Aufgaben und Übungen -
1. Beantworten Sie anhand des Textes über die NHL-Playoffs diese drei Fragen:
(a) Bei welchem Turnier spielt das gedachte Szenario mit großzügigeren Schiedsrichtern?
(b) Welche zwei Ligen nennt der Text als Beispiele für gleichbleibende Standards?
(c) In wie vielen Postseason-Spielen holte Connor McDavid laut Text keine Strafzeit heraus?
2. Setzen Sie den Text über die NHL-Playoffs nach seinem letzten Satz fort.

Textauszug -
===

Ich möchte in diesem Artikel mitnichten die so populäre Schiedsrichterschelte bestreiten. Das Spiel auf der kleinen Eisfläche ist so irre schnell und demnach dermaßen schwer zu leiten, dass die Referees meinen allergrößten Respekt genießen. Aber ich denke, nichtsdestotrotz gibt es Rede- und Diskussionsbedarf vor allem mit und nach Beginn der Playoffs.
Man stelle sich folgendes Szenario vor. Es ist FIFA-Fußballweltmeisterschaft und plötzlich wären die Schiris viel großzügiger an der Pfeife. Allerweltfouls würden nicht mehr geahndet werden. Nur noch wenn ganz offensichtliche Fouls begangen würden, würde man das Spiel unterbrechen. Ich bin mir sicher, der mediale Aufschrei wäre gewaltig.
Nirgends in der Welt werden bei Mannschaftssportarten in den Finalserien plötzlich andere Maßstäbe in der Spielleitung angesetzt. In der NFL und in der NBA gelten die gleichen Standards. Nicht so in der NHL. Dort hat man den Playoff-Stil kultiviert indem man stillschweigend und von den Referees ungeahndet eine härtere körperliche Gangart akzeptiert Fadenscheinige Argumente werden ins Feld geführt, die Bedeutung der Spiele wird hervorgehoben, die Spieler müssen zu „echten Kerlen“ werden und ganz wichtig immer den „Kopf oben halten“!?!
Herausgekommen ist, dass sich Spieler in den Playoffs immer häufiger mal mehr mal weniger schwer verletzen, dass im Stanley-Cup-Finale nur noch Spieler auf dem Eis stehen deren gesamter Körper geschunden ist von den vielen harten körperlichen Hits und kaum einer ohne Schmerzmittel auflaufen kann. Das ganze Spektakel hat mehr den Charakter eines Gladiatorenkampfes als den eines hochklassigen auf technisch höchstem Niveau stehenden Eishockeyspiels. Die Starspieler werden geschunden und gejagt um sie in ihrer Spielfreude einzuschränken. Die Spieler der 3. und 4. Reihen, deren Fähigkeiten nachweislich mehr im körperlichen denn im spielerischen Bereich liegen werden plötzlich zu den Hauptakteuren und sind nicht selten das Zünglein an der Waage bei einem Meisterschaftstitel.
Ich will nicht falsch verstanden werden. Es geht nicht darum diesen Spielern ihre Daseinsberechtigung zu nehmen. Aber ich will doch schönes technisch hochwertiges und dennoch intensives Eishockey am Ende der Saison sehen. Es sollte nicht die Devise gelten, „Nur die Harten kommen in den Garten“.
Es ist bezeichnend, dass Connor McDavid in 8 Postseason-Games und insgesamt gespielten 540 Minuten (9 Stunden) nicht eine Strafzeit für sein Team herausholt. Wo doch offensichtlich zu sehen ist, dass er ständig behindert und gestört wird durch die unterschiedlichsten Vergehen, wie Behinderung, Stockschlagen, Haken etc.pp..

===

Vorliegende Datensätze -

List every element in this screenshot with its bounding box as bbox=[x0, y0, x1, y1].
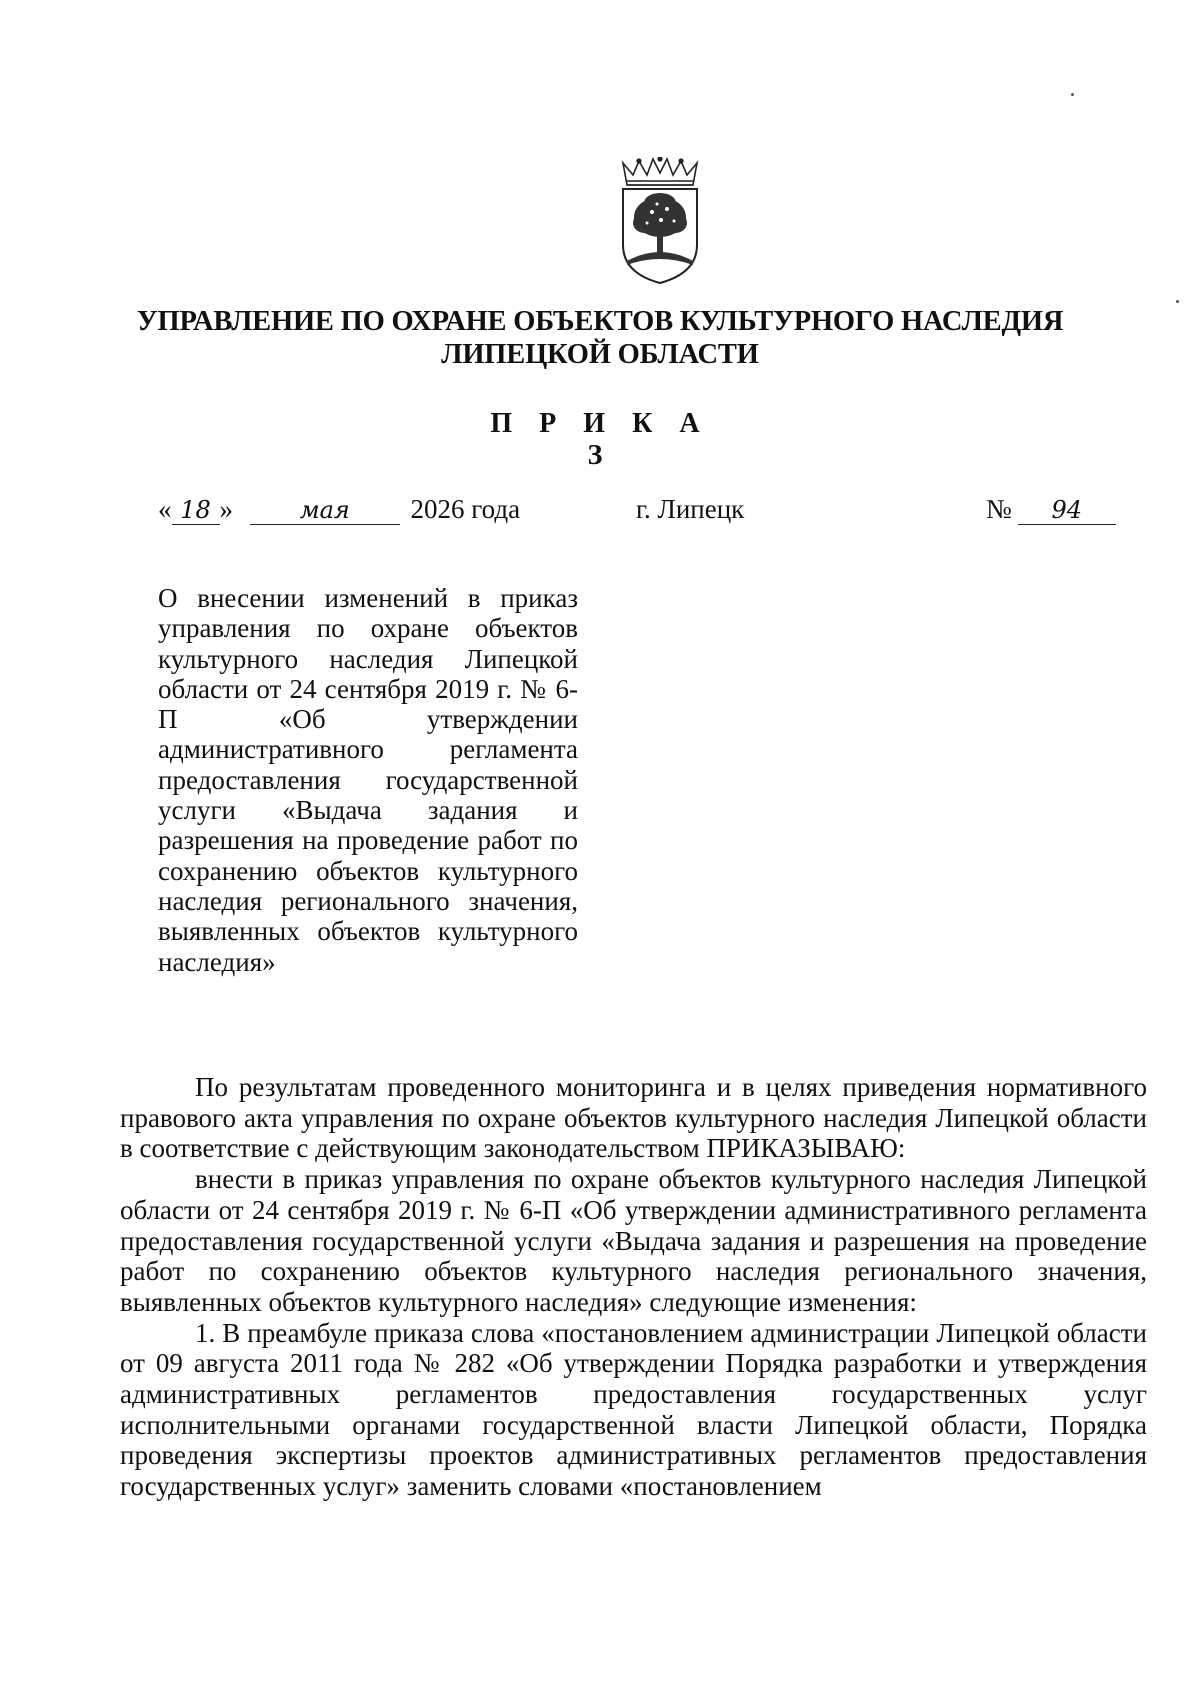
date-month: мая bbox=[250, 496, 400, 525]
order-word: ПРИКАЗЫВАЮ: bbox=[706, 1133, 906, 1164]
body-paragraph-1 bbox=[120, 1072, 1147, 1164]
document-city: г. Липецк bbox=[636, 494, 745, 524]
document-body bbox=[120, 1072, 1147, 1502]
coat-of-arms-icon bbox=[617, 157, 703, 287]
number-label: № bbox=[986, 494, 1012, 524]
date-year: 2026 года bbox=[410, 494, 521, 524]
scan-speck bbox=[1071, 93, 1074, 96]
organization-title-line1: УПРАВЛЕНИЕ ПО ОХРАНЕ ОБЪЕКТОВ КУЛЬТУРНОГО НАСЛЕДИЯ bbox=[136, 306, 1064, 337]
number-value: 94 bbox=[1018, 496, 1116, 525]
body-paragraph-2: внести в приказ управления по охране объектов культурного наследия Липецкой области от 24 сентября 2019 г. № 6-П «Об утверждении административного регламента предоставления государственной услуги «Выдача задания и разрешения на проведение работ по сохранению объектов культурного наследия регионального значения, выявленных объектов культурного наследия» следующие изменения: bbox=[120, 1164, 1147, 1317]
scan-speck bbox=[1176, 300, 1179, 303]
document-number bbox=[986, 494, 1116, 525]
date-day: 18 bbox=[172, 496, 220, 525]
date-close-quote: » bbox=[219, 494, 233, 524]
document-date bbox=[158, 494, 520, 525]
body-paragraph-3: 1. В преамбуле приказа слова «постановлением администрации Липецкой области от 09 августа 2011 года № 282 «Об утверждении Порядка разработки и утверждения административных регламентов предоставления государственных услуг исполнительными органами государственной власти Липецкой области, Порядка проведения экспертизы проектов административных регламентов предоставления государственных услуг» заменить словами «постановлением bbox=[120, 1317, 1147, 1502]
document-subject: О внесении изменений в приказ управления по охране объектов культурного наследия Липецкой области от 24 сентября 2019 г. № 6-П «Об утверждении административного регламента предоставления государственной услуги «Выдача задания и разрешения на проведение работ по сохранению объектов культурного наследия регионального значения, выявленных объектов культурного наследия» bbox=[158, 583, 578, 977]
date-open-quote: « bbox=[158, 494, 172, 524]
organization-title bbox=[80, 305, 1120, 371]
organization-title-line2: ЛИПЕЦКОЙ ОБЛАСТИ bbox=[441, 339, 759, 370]
document-type-heading: П Р И К А З bbox=[490, 408, 710, 471]
body-paragraph-1-text: По результатам проведенного мониторинга и в целях приведения нормативного правового акта управления по охране объектов культурного наследия Липецкой области в соответствие с действующим законодательством bbox=[120, 1072, 1147, 1164]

===

Ergebnisse der Aufgaben -
1.
(a) Bei der FIFA-Fußballweltmeisterschaft.
(b) Die NFL und die NBA.
(c) In 8 Spielen.

2.
Erklärt wird das Ganze dann lapidar mit dem Narrativ „It’s playoff hockey“.
Natürlich nimmt die Intensität eines Eishockeysiels in den Playoffs zu. Immerhin geht es um den größten Titel den man im Eishockey gewinnen kann, deshalb dürfen doch aber in Sachen Fouls und Strafzeiten nicht automatisch andere Maßstäbe gelten. Das gibt es nirgends sonst auf der Welt!?!
Ein Foul muss ein Foul bleiben und demnach immer gleich behandelt werden, ganz egal zu welcher Zeit der Saison es begangen wird. Das Spiel ist schnell genug, so dass noch genug Fouls im Laufe eines Spieles übersehen werden. Es kann und darf nicht sein, dass Referees das Spiel versuchen zu managen. Wenn ein Team eben sieben bis achtmal in Unterzahl spielen muss während es selbst nur eine oder zwei Strafzeiten zieht, dann ist das eben so. Es wird unweigerlich dazu führen, dass sich dieses Team an die Gegebenheiten schnellstmöglich anpassen wird. Was wiederum zu einem besseren Hockeyspiel führen wird.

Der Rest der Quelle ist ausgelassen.